> YOUR GOAL
Each line below should be reproduced without any alteration.

____________

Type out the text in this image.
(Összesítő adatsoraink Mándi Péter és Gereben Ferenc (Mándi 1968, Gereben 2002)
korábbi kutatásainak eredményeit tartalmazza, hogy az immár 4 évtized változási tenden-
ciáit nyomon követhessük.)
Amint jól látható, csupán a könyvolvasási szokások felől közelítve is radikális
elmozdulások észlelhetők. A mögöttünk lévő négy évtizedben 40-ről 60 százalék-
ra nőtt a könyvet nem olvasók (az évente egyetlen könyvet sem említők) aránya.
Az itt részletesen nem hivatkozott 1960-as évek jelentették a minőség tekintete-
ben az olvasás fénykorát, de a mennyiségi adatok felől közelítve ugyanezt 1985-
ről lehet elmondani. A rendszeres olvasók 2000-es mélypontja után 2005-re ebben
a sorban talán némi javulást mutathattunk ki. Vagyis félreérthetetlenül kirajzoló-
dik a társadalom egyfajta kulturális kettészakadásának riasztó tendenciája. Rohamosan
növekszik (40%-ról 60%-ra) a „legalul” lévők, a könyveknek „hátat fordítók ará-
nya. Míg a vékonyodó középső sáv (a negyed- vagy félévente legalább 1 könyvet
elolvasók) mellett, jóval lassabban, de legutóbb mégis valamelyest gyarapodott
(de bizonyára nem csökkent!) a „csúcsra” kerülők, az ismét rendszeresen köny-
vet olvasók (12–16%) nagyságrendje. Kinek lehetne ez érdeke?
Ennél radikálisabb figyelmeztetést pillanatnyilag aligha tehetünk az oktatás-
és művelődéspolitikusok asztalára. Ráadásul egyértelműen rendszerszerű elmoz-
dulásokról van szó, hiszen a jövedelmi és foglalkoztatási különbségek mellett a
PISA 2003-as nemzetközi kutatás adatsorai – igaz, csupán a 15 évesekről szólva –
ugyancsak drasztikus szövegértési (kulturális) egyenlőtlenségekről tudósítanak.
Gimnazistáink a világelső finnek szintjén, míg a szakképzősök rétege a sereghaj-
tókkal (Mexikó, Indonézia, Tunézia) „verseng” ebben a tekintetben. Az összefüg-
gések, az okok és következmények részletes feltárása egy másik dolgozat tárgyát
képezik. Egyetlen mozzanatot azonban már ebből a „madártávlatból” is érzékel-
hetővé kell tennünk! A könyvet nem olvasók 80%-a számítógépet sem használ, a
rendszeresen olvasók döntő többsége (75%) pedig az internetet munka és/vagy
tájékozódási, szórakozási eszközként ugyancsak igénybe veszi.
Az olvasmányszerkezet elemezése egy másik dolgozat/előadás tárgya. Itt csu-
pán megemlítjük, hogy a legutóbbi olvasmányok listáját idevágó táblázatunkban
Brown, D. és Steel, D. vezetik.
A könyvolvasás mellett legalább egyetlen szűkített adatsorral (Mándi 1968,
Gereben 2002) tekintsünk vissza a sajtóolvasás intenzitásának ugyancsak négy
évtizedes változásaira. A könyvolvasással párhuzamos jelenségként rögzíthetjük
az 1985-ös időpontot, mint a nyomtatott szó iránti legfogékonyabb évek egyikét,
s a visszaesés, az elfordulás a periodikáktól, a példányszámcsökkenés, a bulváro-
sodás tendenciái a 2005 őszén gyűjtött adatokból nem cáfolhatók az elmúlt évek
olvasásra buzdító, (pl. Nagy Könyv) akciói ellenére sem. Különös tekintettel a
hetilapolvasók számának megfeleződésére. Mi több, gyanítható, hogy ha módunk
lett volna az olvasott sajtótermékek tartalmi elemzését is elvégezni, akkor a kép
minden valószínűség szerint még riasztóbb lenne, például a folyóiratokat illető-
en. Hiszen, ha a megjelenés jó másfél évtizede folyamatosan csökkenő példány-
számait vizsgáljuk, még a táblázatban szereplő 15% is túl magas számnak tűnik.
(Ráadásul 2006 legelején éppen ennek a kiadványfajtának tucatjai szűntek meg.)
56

____________

> OUTPUT BELOW
Type out the text in this image.
(Összesítő adatsoraink Mándi Péter és Gereben Ferenc (Mándi 1968, Gereben 2002)
korábbi kutatásainak eredményeit tartalmazza, hogy az immár 4 évtized változási tenden-
ciáit nyomon követhessük.)
Amint jól látható, csupán a könyvolvasási szokások felől közelítve is radikális
elmozdulások észlelhetők. A mögöttünk lévő négy évtizedben 40-ről 60 százalék-
ra nőtt a könyvet nem olvasók (az évente egyetlen könyvet sem említők) aránya.
Az itt részletesen nem hivatkozott 1960-as évek jelentették a minőség tekintete-
ben az olvasás fénykorát, de a mennyiségi adatok felől közelítve ugyanezt 1985-
ről lehet elmondani. A rendszeres olvasók 2000-es mélypontja után 2005-re ebben
a sorban talán némi javulást mutathattunk ki. Vagyis félreérthetetlenül kirajzoló-
dik a társadalom egyfajta kulturális kettészakadásának riasztó tendenciája. Rohamosan
növekszik (40%-ról 60%-ra) a „legalul” lévők, a könyveknek „hátat fordítók ará-
nya. Míg a vékonyodó középső sáv (a negyed- vagy félévente legalább 1 könyvet
elolvasók) mellett, jóval lassabban, de legutóbb mégis valamelyest gyarapodott
(de bizonyára nem csökkent!) a „csúcsra” kerülők, az ismét rendszeresen köny-
vet olvasók (12–16%) nagyságrendje. Kinek lehetne ez érdeke?
Ennél radikálisabb figyelmeztetést pillanatnyilag aligha tehetünk az oktatás-
és művelődéspolitikusok asztalára. Ráadásul egyértelműen rendszerszerű elmoz-
dulásokról van szó, hiszen a jövedelmi és foglalkoztatási különbségek mellett a
PISA 2003-as nemzetközi kutatás adatsorai – igaz, csupán a 15 évesekről szólva –
ugyancsak drasztikus szövegértési (kulturális) egyenlőtlenségekről tudósítanak.
Gimnazistáink a világelső finnek szintjén, míg a szakképzősök rétege a sereghaj-
tókkal (Mexikó, Indonézia, Tunézia) „verseng” ebben a tekintetben. Az összefüg-
gések, az okok és következmények részletes feltárása egy másik dolgozat tárgyát
képezik. Egyetlen mozzanatot azonban már ebből a „madártávlatból” is érzékel-
hetővé kell tennünk! A könyvet nem olvasók 80%-a számítógépet sem használ, a
rendszeresen olvasók döntő többsége (75%) pedig az internetet munka és/vagy
tájékozódási, szórakozási eszközként ugyancsak igénybe veszi.
Az olvasmányszerkezet elemezése egy másik dolgozat/előadás tárgya. Itt csu-
pán megemlítjük, hogy a legutóbbi olvasmányok listáját idevágó táblázatunkban
Brown, D. és Steel, D. vezetik.
A könyvolvasás mellett legalább egyetlen szűkített adatsorral (Mándi 1968,
Gereben 2002) tekintsünk vissza a sajtóolvasás intenzitásának ugyancsak négy
évtizedes változásaira. A könyvolvasással párhuzamos jelenségként rögzíthetjük
az 1985-ös időpontot, mint a nyomtatott szó iránti legfogékonyabb évek egyikét,
s a visszaesés, az elfordulás a periodikáktól, a példányszámcsökkenés, a bulváro-
sodás tendenciái a 2005 őszén gyűjtött adatokból nem cáfolhatók az elmúlt évek
olvasásra buzdító, (pl. Nagy Könyv) akciói ellenére sem. Különös tekintettel a
hetilapolvasók számának megfeleződésére. Mi több, gyanítható, hogy ha módunk
lett volna az olvasott sajtótermékek tartalmi elemzését is elvégezni, akkor a kép
minden valószínűség szerint még riasztóbb lenne, például a folyóiratokat illető-
en. Hiszen, ha a megjelenés jó másfél évtizede folyamatosan csökkenő példány-
számait vizsgáljuk, még a táblázatban szereplő 15% is túl magas számnak tűnik.
(Ráadásul 2006 legelején éppen ennek a kiadványfajtának tucatjai szűntek meg.)
56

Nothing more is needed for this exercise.